* CHALLENGES:
A. Answer these questions using the data manipulation tutorial:
(i) Which package does the tutorial use for its brief introduction to data manipulation?
(ii) Which package holds the penguins data for use outside the tutorial?
(iii) How many variables does the penguins data set contain?
B. From the data manipulation tutorial, transcribe the passage that begins at "1. Introduction" and stops after "of the tidyverse.".

Introduction to Data Manipulation

1. Introduction

Welcome!

Welcome to our second tutorial for the Statistics II: Statistical Modeling & Causal Inference (with R) course.

The labs are designed to reinforce the material covered during the lectures by introducing you to hands-on applications.

The practical nature of our class means that our labs will be data-centered. Throughout our class, we will get acquinted with multiple packages of the tidyverse.

Though we expect that some of you may already know them, the tidyverse is a collection of R packages that share an underlying design, syntax, and structure. They will definitely make your life easier!!

Today, we will start with a brief introduction to data manipulation through the dplyr package.

In this tutorial, you will learn to:

  • identify the purpose of a set of dplyr verbs
  • write statements in tidy syntax
  • apply dplyr verbs to solve your data manipulation challenges

This tutorial is partly based on R for Data Science, section 5.2, and Quantitative Politics with R, chapter 3.


What we will need today

We’ll practice some wrangling in dplyr using data for penguin sizes recorded by Dr. Kristen Gorman and others at several islands in the Palmer Archipelago, Antarctica. Data are originally published in: Gorman KB, Williams TD, Fraser WR (2014) PLoS ONE 9(3): e90081. doi:10.1371/journal.pone.0090081

You do not need to import the data to work through this tutorial - the data are already here waiting behind the scenes.

But if you do ever want to use the penguins data outside of this tutorial, they now exist in the palmerpenguins package in R.

Let’s begin!


2. Data Structure

Tidy data

Generally, we will encounter data in a tidy format. Tidy data refers to a way of mapping the structure of a data set. In a tidy data set:

  1. Each variable forms a column.
  2. Each observation forms a row.
  3. Each type of observational unit forms a table

The penguins data set

The 3 species of penguins in this data set are Adelie, Chinstrap and Gentoo. The data set contains 8 variables:

  • species: a factor denoting the penguin species (Adelie, Chinstrap, or Gentoo)

* STORED DATA:
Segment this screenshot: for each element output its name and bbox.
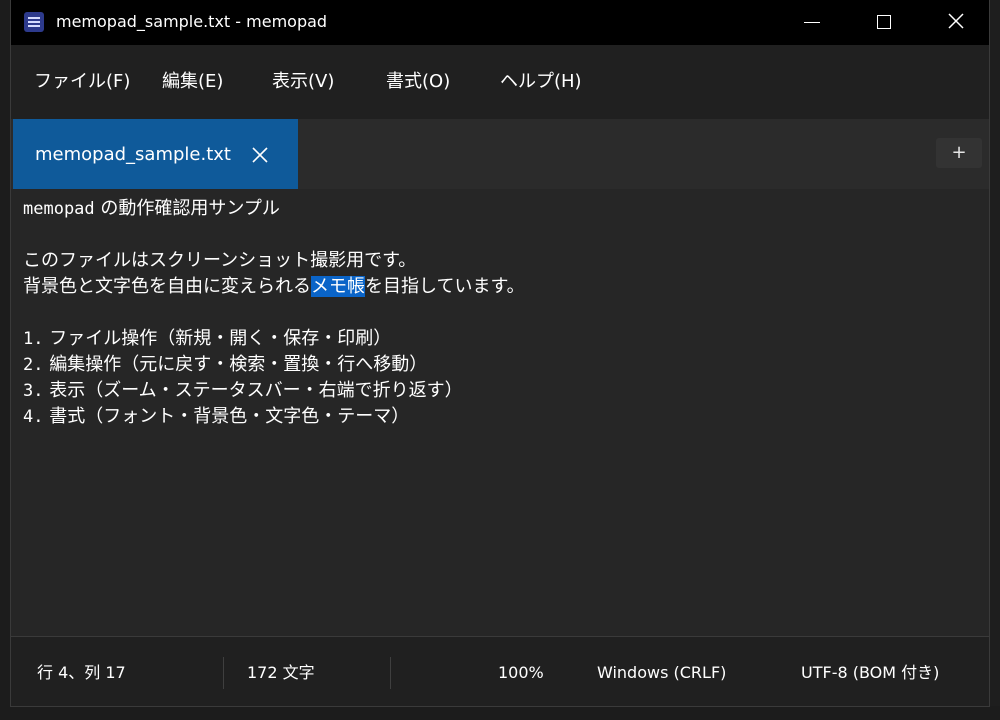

* SOLUTIONS IN ORDER:
A.
(i) dplyr
(ii) palmerpenguins
(iii) 8

B.
1. Introduction

Welcome!

Welcome to our second tutorial for the Statistics II: Statistical Modeling & Causal Inference (with R) course.

The labs are designed to reinforce the material covered during the lectures by introducing you to hands-on applications.

The practical nature of our class means that our labs will be data-centered. Throughout our class, we will get acquinted with multiple packages of the tidyverse.